(TO DO) Find the string "tiers" and gather every line that holds it.

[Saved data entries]
==============================

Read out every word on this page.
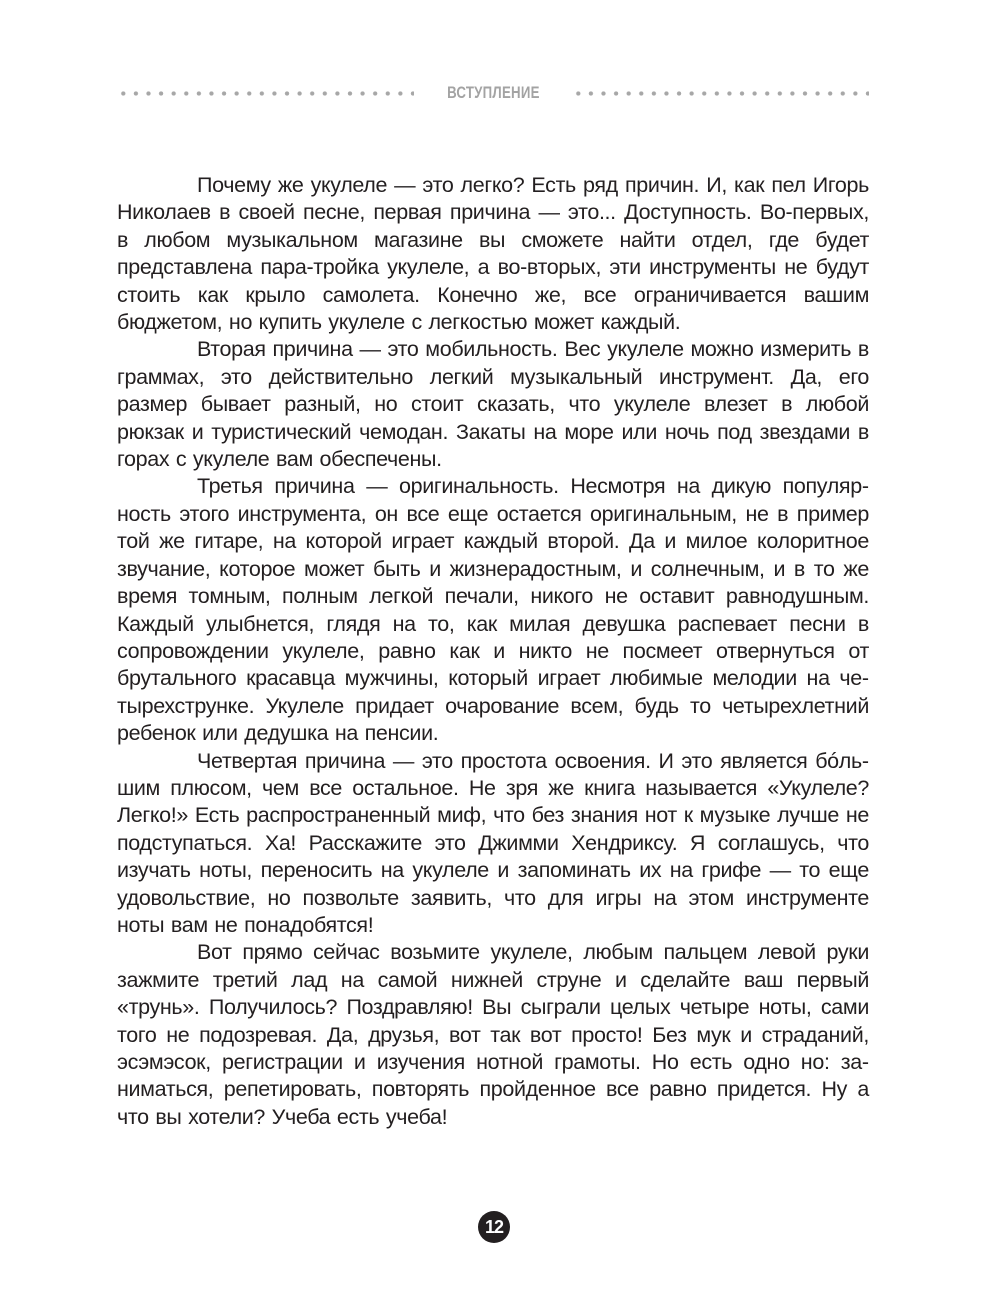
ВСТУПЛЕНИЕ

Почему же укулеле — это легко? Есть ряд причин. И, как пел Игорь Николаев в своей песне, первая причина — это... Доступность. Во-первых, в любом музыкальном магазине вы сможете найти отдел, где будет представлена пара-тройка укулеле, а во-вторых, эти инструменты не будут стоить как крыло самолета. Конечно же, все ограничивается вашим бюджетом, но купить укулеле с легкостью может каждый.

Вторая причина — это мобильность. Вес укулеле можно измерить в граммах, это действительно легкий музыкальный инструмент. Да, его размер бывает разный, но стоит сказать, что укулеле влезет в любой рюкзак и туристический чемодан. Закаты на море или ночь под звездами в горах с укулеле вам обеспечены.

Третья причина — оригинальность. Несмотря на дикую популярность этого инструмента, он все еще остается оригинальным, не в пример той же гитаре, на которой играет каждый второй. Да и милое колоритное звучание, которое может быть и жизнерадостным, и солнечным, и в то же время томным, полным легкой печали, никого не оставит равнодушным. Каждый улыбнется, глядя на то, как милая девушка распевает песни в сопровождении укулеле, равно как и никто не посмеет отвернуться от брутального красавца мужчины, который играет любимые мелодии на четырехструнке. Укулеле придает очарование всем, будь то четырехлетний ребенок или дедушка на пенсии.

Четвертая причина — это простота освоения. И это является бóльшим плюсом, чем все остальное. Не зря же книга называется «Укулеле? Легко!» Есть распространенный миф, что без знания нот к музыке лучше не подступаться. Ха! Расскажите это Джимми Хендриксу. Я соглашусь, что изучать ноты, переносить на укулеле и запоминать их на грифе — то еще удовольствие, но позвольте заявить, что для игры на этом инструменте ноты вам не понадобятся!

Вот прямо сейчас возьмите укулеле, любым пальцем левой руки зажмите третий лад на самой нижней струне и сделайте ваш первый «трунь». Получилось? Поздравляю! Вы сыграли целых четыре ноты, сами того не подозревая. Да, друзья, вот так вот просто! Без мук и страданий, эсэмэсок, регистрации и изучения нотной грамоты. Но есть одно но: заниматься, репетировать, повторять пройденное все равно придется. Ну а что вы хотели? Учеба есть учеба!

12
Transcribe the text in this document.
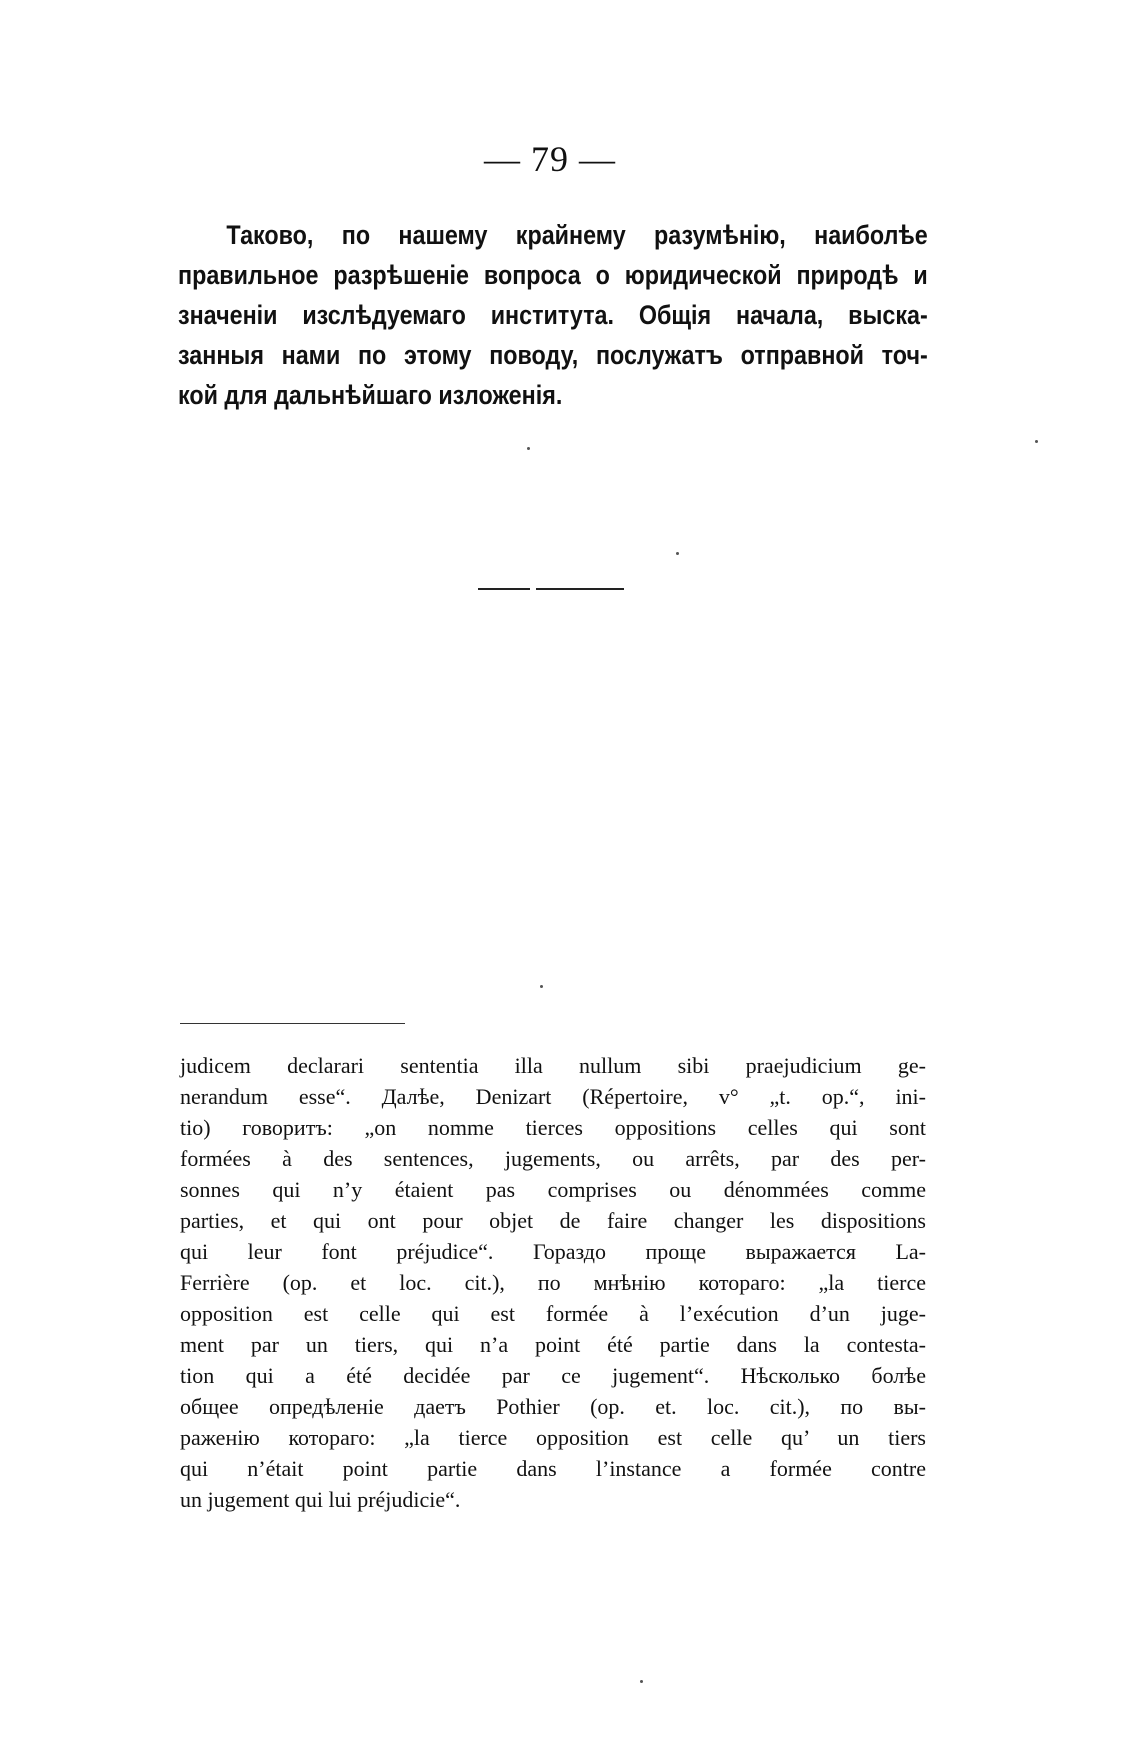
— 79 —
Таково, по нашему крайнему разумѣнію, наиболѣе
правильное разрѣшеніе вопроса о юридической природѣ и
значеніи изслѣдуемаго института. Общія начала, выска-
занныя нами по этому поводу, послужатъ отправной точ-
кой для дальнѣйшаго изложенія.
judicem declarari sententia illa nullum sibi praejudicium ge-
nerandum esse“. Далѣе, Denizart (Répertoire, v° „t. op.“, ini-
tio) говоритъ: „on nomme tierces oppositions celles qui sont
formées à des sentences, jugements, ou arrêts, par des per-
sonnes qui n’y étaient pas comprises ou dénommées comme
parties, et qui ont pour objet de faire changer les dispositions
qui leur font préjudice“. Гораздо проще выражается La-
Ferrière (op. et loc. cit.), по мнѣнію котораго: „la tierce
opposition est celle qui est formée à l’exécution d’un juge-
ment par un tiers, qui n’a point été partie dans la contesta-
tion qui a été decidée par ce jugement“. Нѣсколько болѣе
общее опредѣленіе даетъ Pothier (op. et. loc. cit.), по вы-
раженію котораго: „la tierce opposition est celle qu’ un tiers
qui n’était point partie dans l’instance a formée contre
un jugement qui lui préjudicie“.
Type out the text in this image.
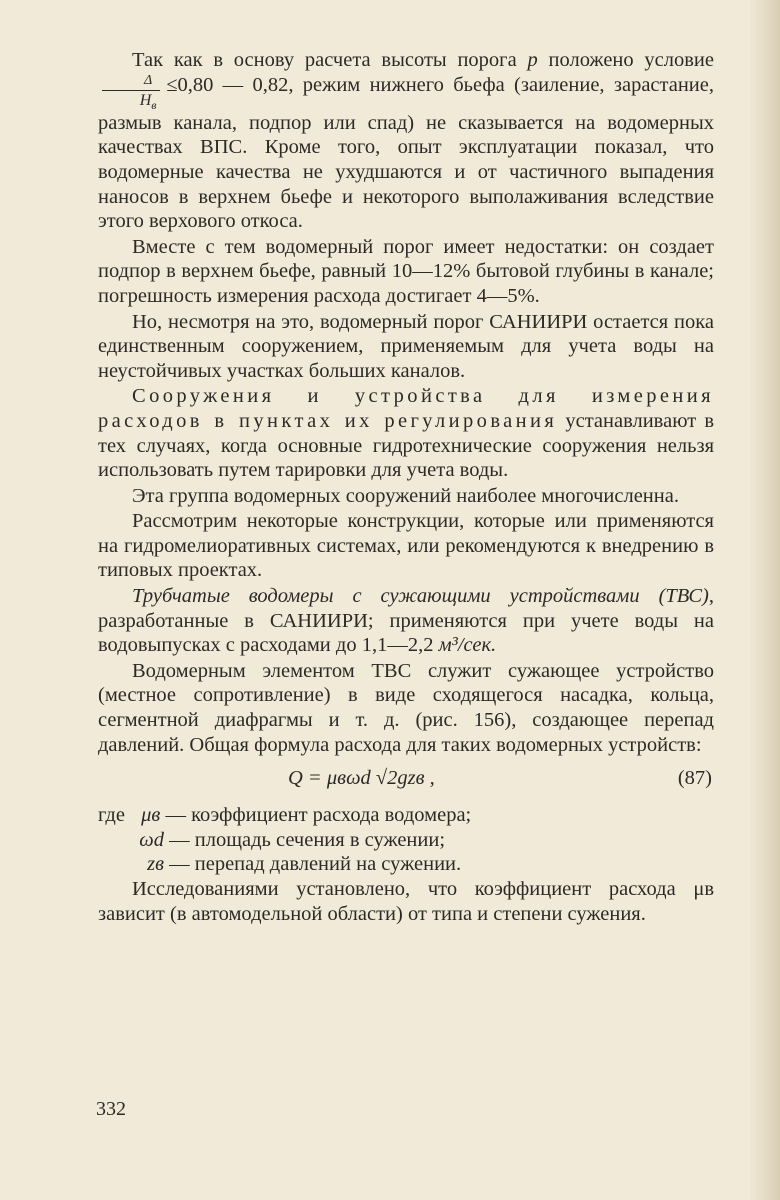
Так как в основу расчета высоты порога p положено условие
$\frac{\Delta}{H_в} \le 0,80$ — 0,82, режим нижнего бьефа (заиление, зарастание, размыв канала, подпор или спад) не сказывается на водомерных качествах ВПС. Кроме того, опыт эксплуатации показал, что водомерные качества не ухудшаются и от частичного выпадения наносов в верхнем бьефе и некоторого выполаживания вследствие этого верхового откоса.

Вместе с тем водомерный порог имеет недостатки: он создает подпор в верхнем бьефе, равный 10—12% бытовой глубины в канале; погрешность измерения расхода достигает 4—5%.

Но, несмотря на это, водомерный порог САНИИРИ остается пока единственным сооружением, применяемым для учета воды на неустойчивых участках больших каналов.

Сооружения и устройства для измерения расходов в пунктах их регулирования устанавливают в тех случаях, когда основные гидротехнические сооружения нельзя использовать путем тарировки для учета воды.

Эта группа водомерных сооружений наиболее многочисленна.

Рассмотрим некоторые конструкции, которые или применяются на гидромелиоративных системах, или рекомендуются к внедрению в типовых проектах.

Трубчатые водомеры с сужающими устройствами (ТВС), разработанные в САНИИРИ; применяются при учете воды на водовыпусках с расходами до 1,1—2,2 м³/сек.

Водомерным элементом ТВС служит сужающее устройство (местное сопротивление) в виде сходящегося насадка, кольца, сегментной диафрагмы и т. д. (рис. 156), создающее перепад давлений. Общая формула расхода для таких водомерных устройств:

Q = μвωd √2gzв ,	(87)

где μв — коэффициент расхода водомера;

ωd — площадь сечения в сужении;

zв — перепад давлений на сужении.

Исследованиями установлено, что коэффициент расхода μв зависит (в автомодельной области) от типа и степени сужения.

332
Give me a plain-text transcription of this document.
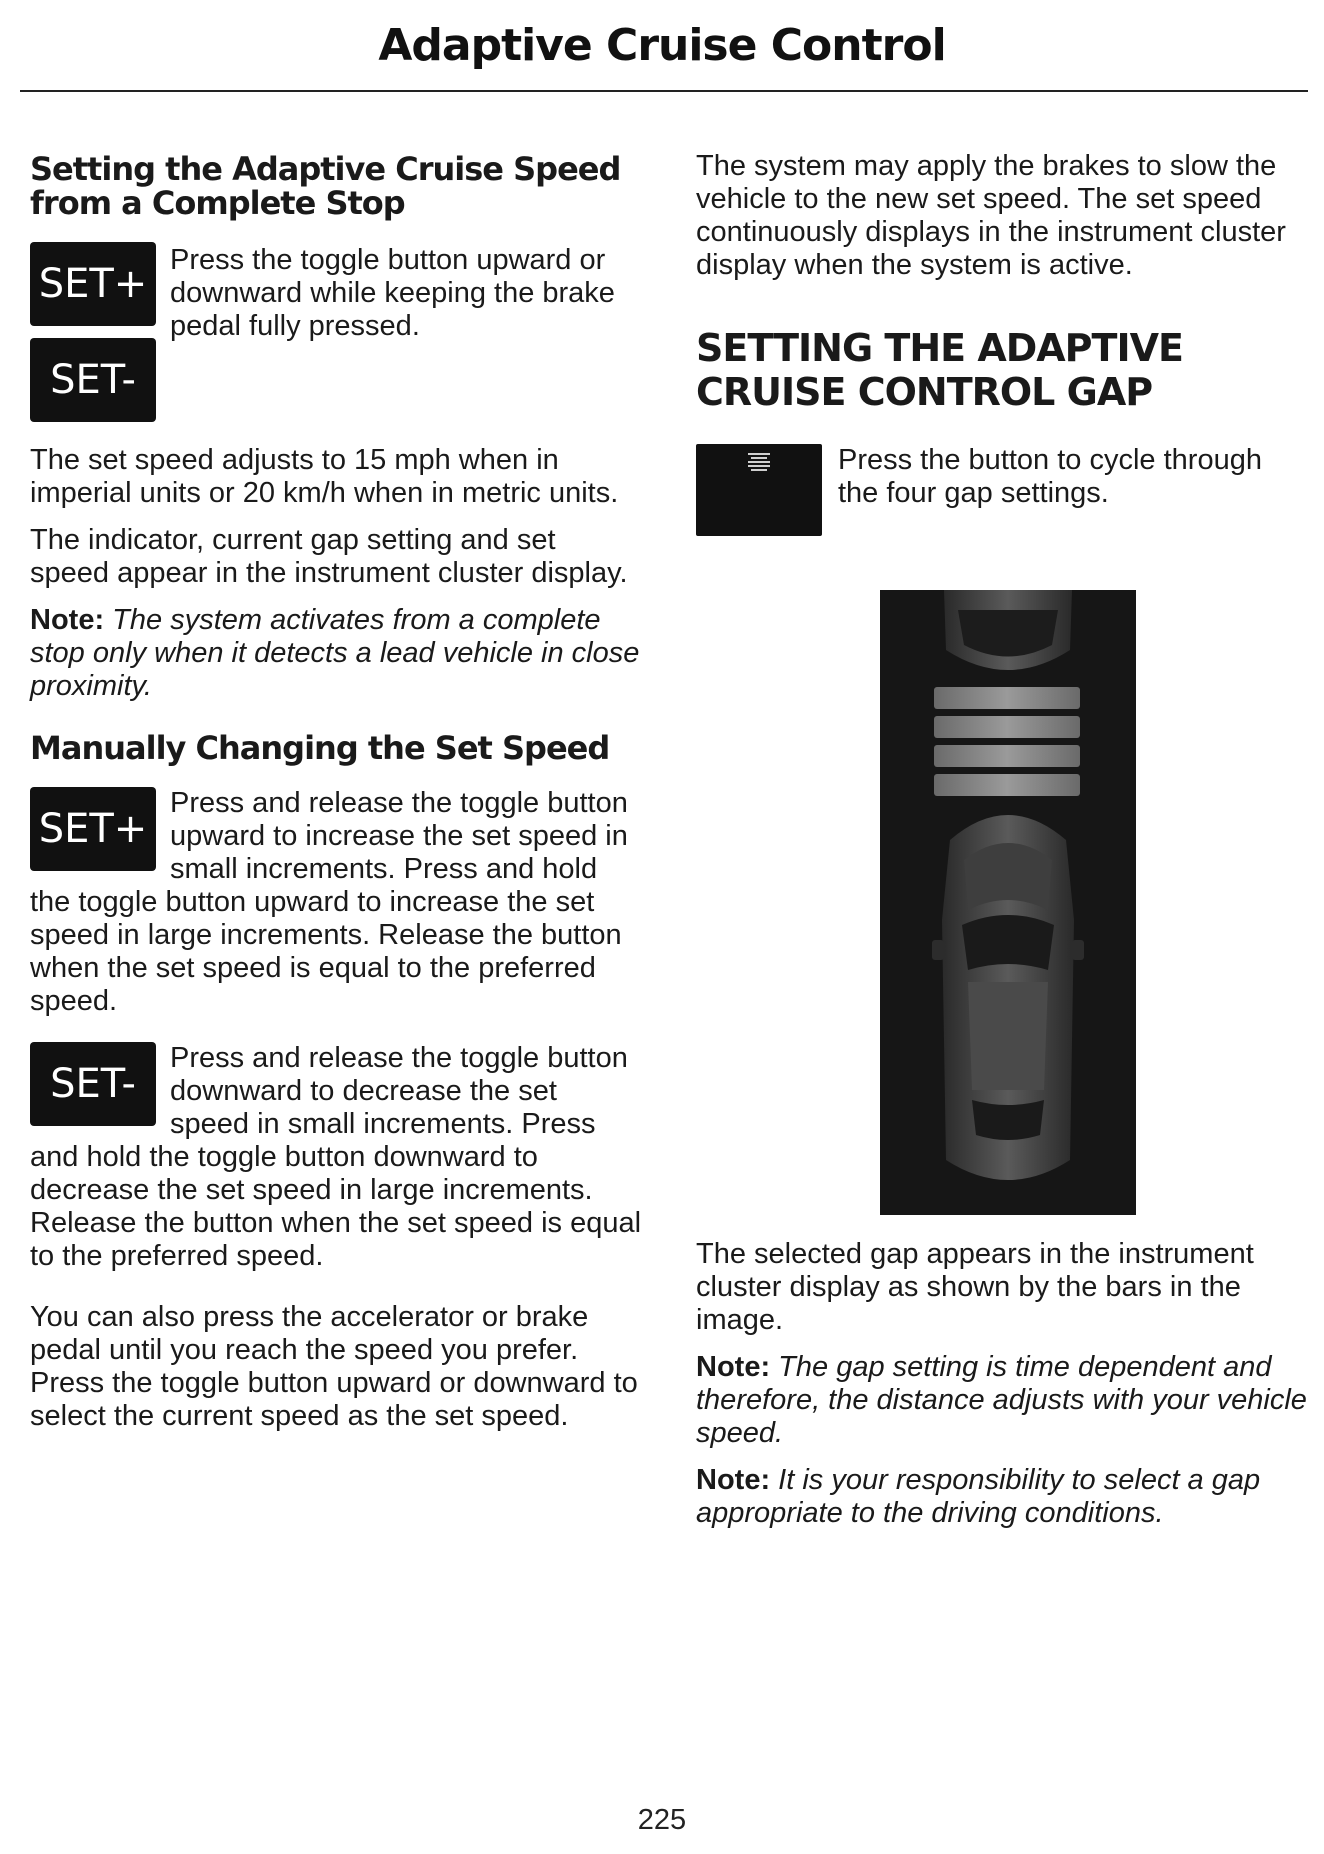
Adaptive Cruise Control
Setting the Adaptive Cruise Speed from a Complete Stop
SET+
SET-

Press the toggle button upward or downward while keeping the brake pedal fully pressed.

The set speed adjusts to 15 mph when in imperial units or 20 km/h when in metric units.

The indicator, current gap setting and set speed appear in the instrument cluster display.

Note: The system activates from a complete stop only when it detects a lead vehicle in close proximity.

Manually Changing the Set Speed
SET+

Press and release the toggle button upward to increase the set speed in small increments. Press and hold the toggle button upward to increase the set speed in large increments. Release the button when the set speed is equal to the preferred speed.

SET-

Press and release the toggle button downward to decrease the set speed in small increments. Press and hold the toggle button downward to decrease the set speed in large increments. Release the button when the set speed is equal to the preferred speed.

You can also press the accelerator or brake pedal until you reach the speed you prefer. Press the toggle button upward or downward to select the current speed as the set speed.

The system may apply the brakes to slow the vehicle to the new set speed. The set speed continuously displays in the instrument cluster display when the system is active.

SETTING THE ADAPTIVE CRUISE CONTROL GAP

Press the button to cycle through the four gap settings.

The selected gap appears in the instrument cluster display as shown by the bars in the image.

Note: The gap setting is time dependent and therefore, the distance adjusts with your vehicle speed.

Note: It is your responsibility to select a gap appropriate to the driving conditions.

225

==============================

(TASK SOLUTION)
ment par un tiers, qui n’a point été partie dans la contesta-
раженію котораго: „la tierce opposition est celle qu’ un tiers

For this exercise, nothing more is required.